● Passage given:
--------------------

Here are four things to look for when buying eco-friendly garments.
Fashion has emerged as one of the biggest sources of pollution on the planet. According to a study by the United Nations Environmental Programme, the fashion industry produces 20 percent of global waste water, and 10 percent of global carbon emissions — which is more than all international flights and maritime shipping combined. UNEP likewise reports that textile dyeing is the second biggest polluter of water globally.
The clothes we wear, in other words, are not wearing well on planet Earth.
But what can be done? We can’t boycott clothes. A worldwide nudist movement would make a great science-fiction scenario, but in the real world…not so much. Fashion is a force of both beauty and necessity and will continue. It’s how we go about clothing ourselves that must change.
This is the empowering part of the story: we are the fashion industry. Each and every one of us who buys garments, as well as those of us who produce clothing, has the ability to create a new, sustainable way of doing things. Every purchase you make matters. The more we support sustainably made clothing, the more sustainable the fashion industry becomes.
Here are four things to look for when buying eco-friendly garments:
Look at the labels on the garments you are considering buying. Not all fabric is created equal. Avoid synthetic fabrics like polyester and nylon, which are basically oil in the form of clothing. Each is made from petroleum, coal, air, and water, and is incredibly energy-intensive to produce. Additionally, these fabrics break down into microfibers and end up in our oceans and rivers and eventually our food chain. Another fabric to avoid is conventionally grown cotton, which requires huge inputs of pesticides (another petroleum product) and requires enormous quantities of water. According to UNEP, it takes 2,000 gallons of water to produce a typical pair of jeans.

--------------------

● Entries shown:
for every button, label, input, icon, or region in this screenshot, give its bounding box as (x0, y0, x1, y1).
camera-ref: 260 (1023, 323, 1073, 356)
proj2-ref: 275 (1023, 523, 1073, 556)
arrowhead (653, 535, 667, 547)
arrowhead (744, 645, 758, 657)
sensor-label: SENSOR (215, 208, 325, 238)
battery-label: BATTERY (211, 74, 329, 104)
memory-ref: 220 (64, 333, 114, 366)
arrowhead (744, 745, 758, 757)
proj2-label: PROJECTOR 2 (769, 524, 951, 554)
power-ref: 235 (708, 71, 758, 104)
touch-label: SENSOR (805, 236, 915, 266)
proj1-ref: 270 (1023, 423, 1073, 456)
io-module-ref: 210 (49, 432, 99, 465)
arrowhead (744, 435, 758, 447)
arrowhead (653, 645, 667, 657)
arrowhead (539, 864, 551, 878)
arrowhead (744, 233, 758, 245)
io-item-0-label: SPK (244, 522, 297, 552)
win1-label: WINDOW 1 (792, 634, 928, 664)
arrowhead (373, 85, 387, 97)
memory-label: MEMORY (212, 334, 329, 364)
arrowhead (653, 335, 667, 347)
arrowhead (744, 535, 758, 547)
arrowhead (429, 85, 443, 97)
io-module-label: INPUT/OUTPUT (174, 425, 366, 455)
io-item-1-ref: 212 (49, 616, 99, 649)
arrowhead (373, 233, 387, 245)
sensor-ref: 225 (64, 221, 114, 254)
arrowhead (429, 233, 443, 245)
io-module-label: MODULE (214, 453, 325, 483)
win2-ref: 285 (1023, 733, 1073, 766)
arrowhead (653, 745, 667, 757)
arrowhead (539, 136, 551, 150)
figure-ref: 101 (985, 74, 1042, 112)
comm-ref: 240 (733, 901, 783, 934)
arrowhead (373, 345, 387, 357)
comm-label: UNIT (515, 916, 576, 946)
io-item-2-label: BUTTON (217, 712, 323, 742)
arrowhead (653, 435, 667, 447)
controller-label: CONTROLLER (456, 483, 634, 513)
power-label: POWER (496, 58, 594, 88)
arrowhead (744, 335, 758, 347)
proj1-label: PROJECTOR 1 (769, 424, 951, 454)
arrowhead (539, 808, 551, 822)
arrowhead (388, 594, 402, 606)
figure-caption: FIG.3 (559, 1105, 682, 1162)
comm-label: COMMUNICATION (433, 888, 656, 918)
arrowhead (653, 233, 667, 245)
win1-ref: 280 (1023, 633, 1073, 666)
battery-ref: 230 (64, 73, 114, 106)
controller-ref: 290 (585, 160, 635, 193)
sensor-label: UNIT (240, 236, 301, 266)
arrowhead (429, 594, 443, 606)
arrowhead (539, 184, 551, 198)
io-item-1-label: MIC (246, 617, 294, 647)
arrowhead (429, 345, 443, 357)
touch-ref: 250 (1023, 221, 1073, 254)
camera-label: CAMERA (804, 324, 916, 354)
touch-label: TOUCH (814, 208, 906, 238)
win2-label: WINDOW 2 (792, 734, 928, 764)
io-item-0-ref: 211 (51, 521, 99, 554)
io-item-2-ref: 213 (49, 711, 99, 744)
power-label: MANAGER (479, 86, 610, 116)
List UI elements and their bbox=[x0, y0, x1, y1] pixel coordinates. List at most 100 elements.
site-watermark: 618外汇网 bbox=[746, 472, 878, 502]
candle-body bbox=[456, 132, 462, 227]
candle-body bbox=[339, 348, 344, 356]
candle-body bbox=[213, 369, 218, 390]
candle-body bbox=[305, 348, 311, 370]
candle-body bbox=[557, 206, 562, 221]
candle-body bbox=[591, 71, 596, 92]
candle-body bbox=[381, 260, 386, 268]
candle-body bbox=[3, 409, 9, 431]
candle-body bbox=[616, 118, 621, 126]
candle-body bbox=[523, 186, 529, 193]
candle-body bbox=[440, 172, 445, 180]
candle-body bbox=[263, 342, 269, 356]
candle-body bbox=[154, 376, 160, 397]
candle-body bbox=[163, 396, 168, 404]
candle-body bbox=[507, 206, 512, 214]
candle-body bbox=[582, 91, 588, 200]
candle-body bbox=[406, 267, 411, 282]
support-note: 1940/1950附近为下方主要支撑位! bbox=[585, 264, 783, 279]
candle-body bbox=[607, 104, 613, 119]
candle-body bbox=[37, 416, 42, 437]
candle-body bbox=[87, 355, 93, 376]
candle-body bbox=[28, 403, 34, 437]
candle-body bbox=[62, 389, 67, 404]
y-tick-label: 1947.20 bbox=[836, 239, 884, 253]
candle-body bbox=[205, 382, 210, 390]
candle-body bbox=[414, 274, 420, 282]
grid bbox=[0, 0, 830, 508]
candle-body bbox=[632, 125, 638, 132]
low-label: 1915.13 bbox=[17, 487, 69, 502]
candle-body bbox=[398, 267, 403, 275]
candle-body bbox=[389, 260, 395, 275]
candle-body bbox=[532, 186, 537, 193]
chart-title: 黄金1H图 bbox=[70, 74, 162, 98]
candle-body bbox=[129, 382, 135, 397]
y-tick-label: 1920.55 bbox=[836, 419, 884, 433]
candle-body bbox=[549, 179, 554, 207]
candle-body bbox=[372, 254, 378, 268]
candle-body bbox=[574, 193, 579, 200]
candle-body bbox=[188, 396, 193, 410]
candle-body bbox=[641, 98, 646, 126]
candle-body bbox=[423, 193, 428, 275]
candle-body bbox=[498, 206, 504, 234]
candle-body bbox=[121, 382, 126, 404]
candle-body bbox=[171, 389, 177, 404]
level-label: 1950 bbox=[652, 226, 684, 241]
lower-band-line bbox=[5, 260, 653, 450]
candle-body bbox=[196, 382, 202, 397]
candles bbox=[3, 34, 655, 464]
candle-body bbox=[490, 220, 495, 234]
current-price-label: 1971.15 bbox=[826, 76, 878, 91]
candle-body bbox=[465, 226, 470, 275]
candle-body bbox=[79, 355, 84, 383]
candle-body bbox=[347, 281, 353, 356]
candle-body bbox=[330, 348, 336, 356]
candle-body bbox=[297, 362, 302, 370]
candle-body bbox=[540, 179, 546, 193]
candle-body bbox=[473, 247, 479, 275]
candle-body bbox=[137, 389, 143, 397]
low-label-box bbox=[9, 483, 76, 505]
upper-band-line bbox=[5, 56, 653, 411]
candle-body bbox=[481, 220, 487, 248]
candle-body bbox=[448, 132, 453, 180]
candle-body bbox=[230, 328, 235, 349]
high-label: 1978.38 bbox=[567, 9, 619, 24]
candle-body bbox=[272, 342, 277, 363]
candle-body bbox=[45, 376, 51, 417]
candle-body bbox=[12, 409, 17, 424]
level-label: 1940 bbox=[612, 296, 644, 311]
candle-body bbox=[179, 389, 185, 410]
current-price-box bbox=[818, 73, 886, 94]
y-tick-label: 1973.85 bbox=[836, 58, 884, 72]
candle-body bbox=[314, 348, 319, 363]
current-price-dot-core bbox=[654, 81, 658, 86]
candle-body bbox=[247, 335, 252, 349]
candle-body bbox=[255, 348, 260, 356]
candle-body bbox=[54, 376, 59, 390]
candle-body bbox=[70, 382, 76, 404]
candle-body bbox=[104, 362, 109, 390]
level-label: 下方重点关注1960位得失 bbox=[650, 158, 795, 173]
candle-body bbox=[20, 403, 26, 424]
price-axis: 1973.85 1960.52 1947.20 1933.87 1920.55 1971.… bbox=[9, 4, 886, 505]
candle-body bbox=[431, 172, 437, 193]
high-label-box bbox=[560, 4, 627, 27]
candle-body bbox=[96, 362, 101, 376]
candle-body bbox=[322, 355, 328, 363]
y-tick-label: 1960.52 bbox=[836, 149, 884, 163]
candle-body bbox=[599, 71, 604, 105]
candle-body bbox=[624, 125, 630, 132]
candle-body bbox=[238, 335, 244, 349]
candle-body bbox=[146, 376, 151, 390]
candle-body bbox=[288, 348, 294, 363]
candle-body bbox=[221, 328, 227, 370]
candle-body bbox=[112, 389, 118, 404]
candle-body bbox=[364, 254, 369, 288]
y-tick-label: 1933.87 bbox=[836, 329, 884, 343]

--------------------

● What to produce:
From the eco-friendly clothing passage above, write out word for word the stretch that begins at the words "The clothes we" and stops after "fashion industry becomes.".

● Worked solution:
The clothes we wear, in other words, are not wearing well on planet Earth.
But what can be done? We can’t boycott clothes. A worldwide nudist movement would make a great science-fiction scenario, but in the real world…not so much. Fashion is a force of both beauty and necessity and will continue. It’s how we go about clothing ourselves that must change.
This is the empowering part of the story: we are the fashion industry. Each and every one of us who buys garments, as well as those of us who produce clothing, has the ability to create a new, sustainable way of doing things. Every purchase you make matters. The more we support sustainably made clothing, the more sustainable the fashion industry becomes.